● ページ本文
'''

〜富山城の整形技術〜
(4) ゲンノウによる整形

 ゲンノウとは、大きめの鉄槌で、金槌より重く、柄が長い工具です。形状は円柱状で、使用する方の円頭は、中央がわずかにくぼんでいます。

 ゲンノウはその重量を利用し、ハツリや筋ノミより少ない回数で大きく割り取ることができます。これをゲンノウ分けと呼びます。

 富山城でよくみられるゲンノウによる整形は、@築石縁辺の角落し、A石面周囲からの面調整、B天端石上端の角出しなどがあります。

 築石縁辺の角落しは、割面側から表皮部分の一辺を連続的に大きく除去したのち、角を細かく除去して面的な整形を行うもので、二分割あるいは四分割された築石に多く認められます。

 これは面を多くして安定化を図るという目的もありますが、鉄門枡形石垣の解体調査では、裏込栗石や築石の控え周辺にそれらの剥片が多く混入していることが確認されていることから、石を据える際合端がとりにくい自然面や鋭角部分の除去作業、すなわち合端合わせを目的とした整形が、石を据え付けるときに行われたと理解できます。

 残された剥片は、最大のもので縦横30p以上の大きさ、厚さは3〜5pに及びます。ノミやオシキリを使って割り取るよりも、ゲンノウを使ったほうが大きく割り取ることができることを示しています。
ゲンノウと割られた石片 実際に出土したゲンノウ割り破片

 角石の稜など、直線的な整形を行う場合は、まずゲンノウで大きく割り取り、次にオシキリで直線に近づくよう小さく割り取り、最後にノミできれいに整形するという段階的な整形を行います。これらの工程は石を据える前に行われることもあります、特に角石の稜は、据付けた後にアタリや角度により計画線とズレが生じる場合があるため、多くは石の据付後に行われます。

'''

● 課題
上の富山城の整形技術の文章のうち、「ゲンノウと割られた石片 実際に出土したゲンノウ割り破片」から始まり「くは石の据付後に行われます。」までの部分を一字も変えずに書き写すこと。

● 提供資料

'''

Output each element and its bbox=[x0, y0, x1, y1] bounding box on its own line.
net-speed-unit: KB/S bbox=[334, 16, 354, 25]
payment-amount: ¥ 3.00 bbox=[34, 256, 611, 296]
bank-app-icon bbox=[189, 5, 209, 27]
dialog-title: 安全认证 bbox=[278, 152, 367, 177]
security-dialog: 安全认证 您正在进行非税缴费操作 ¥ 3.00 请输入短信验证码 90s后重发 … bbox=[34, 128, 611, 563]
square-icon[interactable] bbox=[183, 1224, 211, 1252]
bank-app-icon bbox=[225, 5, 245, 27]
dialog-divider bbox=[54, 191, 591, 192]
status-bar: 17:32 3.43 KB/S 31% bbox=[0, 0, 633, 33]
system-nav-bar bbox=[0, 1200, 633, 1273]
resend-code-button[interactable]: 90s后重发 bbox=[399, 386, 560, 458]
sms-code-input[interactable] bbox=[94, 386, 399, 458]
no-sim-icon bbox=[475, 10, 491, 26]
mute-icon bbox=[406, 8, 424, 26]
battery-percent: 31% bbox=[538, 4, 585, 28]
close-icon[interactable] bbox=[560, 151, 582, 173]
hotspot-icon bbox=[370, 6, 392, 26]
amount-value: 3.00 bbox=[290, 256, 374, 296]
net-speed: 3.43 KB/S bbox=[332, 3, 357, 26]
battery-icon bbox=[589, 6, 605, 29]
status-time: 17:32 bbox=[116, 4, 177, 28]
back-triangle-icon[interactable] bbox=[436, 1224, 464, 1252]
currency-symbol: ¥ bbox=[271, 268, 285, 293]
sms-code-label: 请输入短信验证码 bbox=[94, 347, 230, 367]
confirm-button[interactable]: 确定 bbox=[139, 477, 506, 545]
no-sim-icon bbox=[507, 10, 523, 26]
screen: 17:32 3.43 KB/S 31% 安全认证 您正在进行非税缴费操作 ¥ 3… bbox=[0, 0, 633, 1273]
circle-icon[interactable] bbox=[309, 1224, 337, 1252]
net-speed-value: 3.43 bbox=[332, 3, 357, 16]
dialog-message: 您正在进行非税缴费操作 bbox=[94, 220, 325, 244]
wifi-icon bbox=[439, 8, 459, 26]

'''

● 解答
ゲンノウと割られた石片 実際に出土したゲンノウ割り破片

 角石の稜など、直線的な整形を行う場合は、まずゲンノウで大きく割り取り、次にオシキリで直線に近づくよう小さく割り取り、最後にノミできれいに整形するという段階的な整形を行います。これらの工程は石を据える前に行われることもあります、特に角石の稜は、据付けた後にアタリや角度により計画線とズレが生じる場合があるため、多くは石の据付後に行われます。